Ketentuan Tugas: Ubah seluruh bagian teks tentang koalisi politik mulai dari "Bedanya, koalisi politik" hingga "dan memerintah kembali." dengan mengganti "office-seeking" menjadi "policy-seeking", lalu tuliskan hasilnya.

Artinya, penerapan ambang batas pencalonan presiden yang tinggi berpeluang mendorong pola koalisi politik yang mirip dalam praktik demokrasi presidensial ala Amerika Serikat. Ruang koalisi yang terbentuk akan mengarah pada koalisi pemerintahan dan koalisi oposisi.
Bedanya, koalisi politik di Amerika Serikat tidak mengarah semata-mata pada mindset office-seeking karena koalisi mempertimbangkan aspek ideologis, bukan semata-mata pragmatis. Dalam kasus Indonesia, pola koalisi berhadap-hadapan nyaris kehilangan pertimbangan ideologis, bahkan platform partai pun tidak dilirik. Pertimbangannya lebih pada peluang untuk menang dan memerintah kembali.
Dalam dimensi itu, koalisi politik pada Pemilu 2019 secara teori mirip sebagai koalisi turah (oversized coalition). Saya menyebutnya sebagai koalisi kartel (cartel coalition) karena koalisi yang dibangun hampir menafikan peran ideologi partai dan adanya sikap permisif partai dalam pembentukan koalisi. Koalisi kartel adalah sebuah koalisi besar, di mana partai yang kuat (paling besar suaranya) menghimpun hampir 70 persen partai yang ada untuk bergabung dalam koalisi yang dibentuknya, tanpa mempertimbangkan ideologi dan platform partai.

Bahan yang Disediakan:
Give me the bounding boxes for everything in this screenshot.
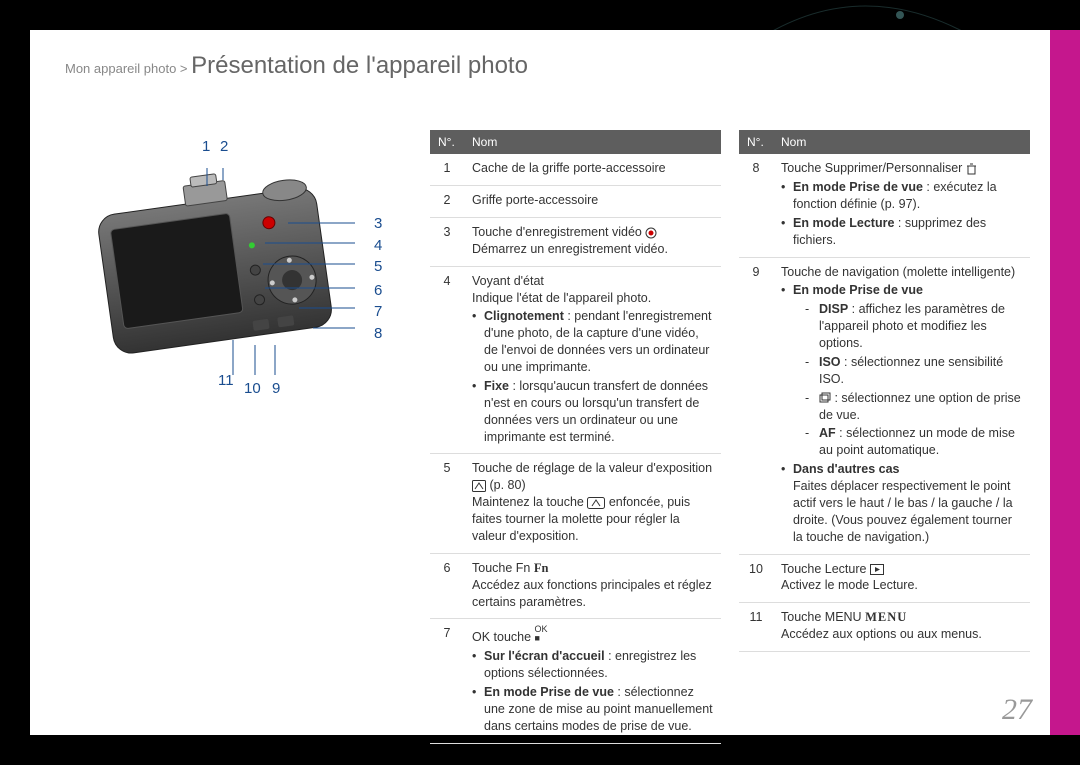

Hasil Tugas:
Bedanya, koalisi politik di Amerika Serikat tidak mengarah semata-mata pada mindset policy-seeking karena koalisi mempertimbangkan aspek ideologis, bukan semata-mata pragmatis. Dalam kasus Indonesia, pola koalisi berhadap-hadapan nyaris kehilangan pertimbangan ideologis, bahkan platform partai pun tidak dilirik. Pertimbangannya lebih pada peluang untuk menang dan memerintah kembali.